§ EXERCISE DETAILS:
Repeat the listing in full, exactly as it stands.

* Start DATA LINES *

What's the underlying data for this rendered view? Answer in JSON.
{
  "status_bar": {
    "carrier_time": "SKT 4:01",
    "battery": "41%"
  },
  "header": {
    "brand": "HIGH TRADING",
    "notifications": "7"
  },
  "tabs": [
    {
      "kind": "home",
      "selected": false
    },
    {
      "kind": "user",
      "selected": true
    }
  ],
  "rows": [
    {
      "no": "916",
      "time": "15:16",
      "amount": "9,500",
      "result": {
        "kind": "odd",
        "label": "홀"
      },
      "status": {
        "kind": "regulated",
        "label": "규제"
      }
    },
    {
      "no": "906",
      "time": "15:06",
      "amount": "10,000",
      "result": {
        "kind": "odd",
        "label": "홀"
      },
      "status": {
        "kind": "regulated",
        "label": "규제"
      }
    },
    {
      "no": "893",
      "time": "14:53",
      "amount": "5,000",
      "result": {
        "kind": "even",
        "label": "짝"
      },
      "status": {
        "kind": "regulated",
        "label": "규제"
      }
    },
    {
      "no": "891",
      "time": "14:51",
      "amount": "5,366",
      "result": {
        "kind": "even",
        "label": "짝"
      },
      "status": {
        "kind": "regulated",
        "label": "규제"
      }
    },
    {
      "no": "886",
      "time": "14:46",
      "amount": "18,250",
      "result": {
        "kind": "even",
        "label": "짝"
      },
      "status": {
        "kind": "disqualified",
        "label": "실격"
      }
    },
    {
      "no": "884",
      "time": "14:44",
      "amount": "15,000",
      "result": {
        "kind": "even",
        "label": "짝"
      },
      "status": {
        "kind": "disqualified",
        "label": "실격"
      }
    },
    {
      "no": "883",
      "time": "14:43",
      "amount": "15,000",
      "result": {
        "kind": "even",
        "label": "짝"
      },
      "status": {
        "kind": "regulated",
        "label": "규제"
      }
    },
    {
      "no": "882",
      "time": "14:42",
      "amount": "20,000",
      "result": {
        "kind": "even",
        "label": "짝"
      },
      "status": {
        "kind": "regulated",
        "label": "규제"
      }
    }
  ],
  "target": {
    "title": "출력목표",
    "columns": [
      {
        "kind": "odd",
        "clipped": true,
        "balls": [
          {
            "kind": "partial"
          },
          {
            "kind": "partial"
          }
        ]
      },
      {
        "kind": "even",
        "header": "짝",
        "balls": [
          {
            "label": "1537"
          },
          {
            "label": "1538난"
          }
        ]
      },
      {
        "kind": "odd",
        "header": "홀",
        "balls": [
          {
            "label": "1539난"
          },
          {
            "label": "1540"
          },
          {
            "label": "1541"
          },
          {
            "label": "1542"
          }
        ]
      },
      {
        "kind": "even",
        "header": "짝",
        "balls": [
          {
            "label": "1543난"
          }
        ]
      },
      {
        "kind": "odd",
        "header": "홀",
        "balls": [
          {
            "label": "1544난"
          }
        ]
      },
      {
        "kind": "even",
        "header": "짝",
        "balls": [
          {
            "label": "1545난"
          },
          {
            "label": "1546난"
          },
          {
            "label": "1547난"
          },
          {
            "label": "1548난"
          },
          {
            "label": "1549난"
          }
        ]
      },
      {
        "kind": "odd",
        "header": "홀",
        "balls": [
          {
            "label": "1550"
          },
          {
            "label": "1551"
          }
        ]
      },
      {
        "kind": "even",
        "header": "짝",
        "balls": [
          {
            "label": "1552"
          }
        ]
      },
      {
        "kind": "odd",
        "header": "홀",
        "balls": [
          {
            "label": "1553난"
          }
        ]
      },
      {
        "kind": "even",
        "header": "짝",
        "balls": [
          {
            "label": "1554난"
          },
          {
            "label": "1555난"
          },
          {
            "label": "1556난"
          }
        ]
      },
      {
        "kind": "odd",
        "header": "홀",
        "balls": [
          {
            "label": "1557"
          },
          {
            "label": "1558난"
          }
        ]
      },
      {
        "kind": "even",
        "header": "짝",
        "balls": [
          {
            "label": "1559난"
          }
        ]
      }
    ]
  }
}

* End DATA LINES *

§ FINAL RESULT:
What's the underlying data for this rendered view? Answer in JSON.
{
  "status_bar": {
    "carrier_time": "SKT 4:01",
    "battery": "41%"
  },
  "header": {
    "brand": "HIGH TRADING",
    "notifications": "7"
  },
  "tabs": [
    {
      "kind": "home",
      "selected": false
    },
    {
      "kind": "user",
      "selected": true
    }
  ],
  "rows": [
    {
      "no": "916",
      "time": "15:16",
      "amount": "9,500",
      "result": {
        "kind": "odd",
        "label": "홀"
      },
      "status": {
        "kind": "regulated",
        "label": "규제"
      }
    },
    {
      "no": "906",
      "time": "15:06",
      "amount": "10,000",
      "result": {
        "kind": "odd",
        "label": "홀"
      },
      "status": {
        "kind": "regulated",
        "label": "규제"
      }
    },
    {
      "no": "893",
      "time": "14:53",
      "amount": "5,000",
      "result": {
        "kind": "even",
        "label": "짝"
      },
      "status": {
        "kind": "regulated",
        "label": "규제"
      }
    },
    {
      "no": "891",
      "time": "14:51",
      "amount": "5,366",
      "result": {
        "kind": "even",
        "label": "짝"
      },
      "status": {
        "kind": "regulated",
        "label": "규제"
      }
    },
    {
      "no": "886",
      "time": "14:46",
      "amount": "18,250",
      "result": {
        "kind": "even",
        "label": "짝"
      },
      "status": {
        "kind": "disqualified",
        "label": "실격"
      }
    },
    {
      "no": "884",
      "time": "14:44",
      "amount": "15,000",
      "result": {
        "kind": "even",
        "label": "짝"
      },
      "status": {
        "kind": "disqualified",
        "label": "실격"
      }
    },
    {
      "no": "883",
      "time": "14:43",
      "amount": "15,000",
      "result": {
        "kind": "even",
        "label": "짝"
      },
      "status": {
        "kind": "regulated",
        "label": "규제"
      }
    },
    {
      "no": "882",
      "time": "14:42",
      "amount": "20,000",
      "result": {
        "kind": "even",
        "label": "짝"
      },
      "status": {
        "kind": "regulated",
        "label": "규제"
      }
    }
  ],
  "target": {
    "title": "출력목표",
    "columns": [
      {
        "kind": "odd",
        "clipped": true,
        "balls": [
          {
            "kind": "partial"
          },
          {
            "kind": "partial"
          }
        ]
      },
      {
        "kind": "even",
        "header": "짝",
        "balls": [
          {
            "label": "1537"
          },
          {
            "label": "1538난"
          }
        ]
      },
      {
        "kind": "odd",
        "header": "홀",
        "balls": [
          {
            "label": "1539난"
          },
          {
            "label": "1540"
          },
          {
            "label": "1541"
          },
          {
            "label": "1542"
          }
        ]
      },
      {
        "kind": "even",
        "header": "짝",
        "balls": [
          {
            "label": "1543난"
          }
        ]
      },
      {
        "kind": "odd",
        "header": "홀",
        "balls": [
          {
            "label": "1544난"
          }
        ]
      },
      {
        "kind": "even",
        "header": "짝",
        "balls": [
          {
            "label": "1545난"
          },
          {
            "label": "1546난"
          },
          {
            "label": "1547난"
          },
          {
            "label": "1548난"
          },
          {
            "label": "1549난"
          }
        ]
      },
      {
        "kind": "odd",
        "header": "홀",
        "balls": [
          {
            "label": "1550"
          },
          {
            "label": "1551"
          }
        ]
      },
      {
        "kind": "even",
        "header": "짝",
        "balls": [
          {
            "label": "1552"
          }
        ]
      },
      {
        "kind": "odd",
        "header": "홀",
        "balls": [
          {
            "label": "1553난"
          }
        ]
      },
      {
        "kind": "even",
        "header": "짝",
        "balls": [
          {
            "label": "1554난"
          },
          {
            "label": "1555난"
          },
          {
            "label": "1556난"
          }
        ]
      },
      {
        "kind": "odd",
        "header": "홀",
        "balls": [
          {
            "label": "1557"
          },
          {
            "label": "1558난"
          }
        ]
      },
      {
        "kind": "even",
        "header": "짝",
        "balls": [
          {
            "label": "1559난"
          }
        ]
      }
    ]
  }
}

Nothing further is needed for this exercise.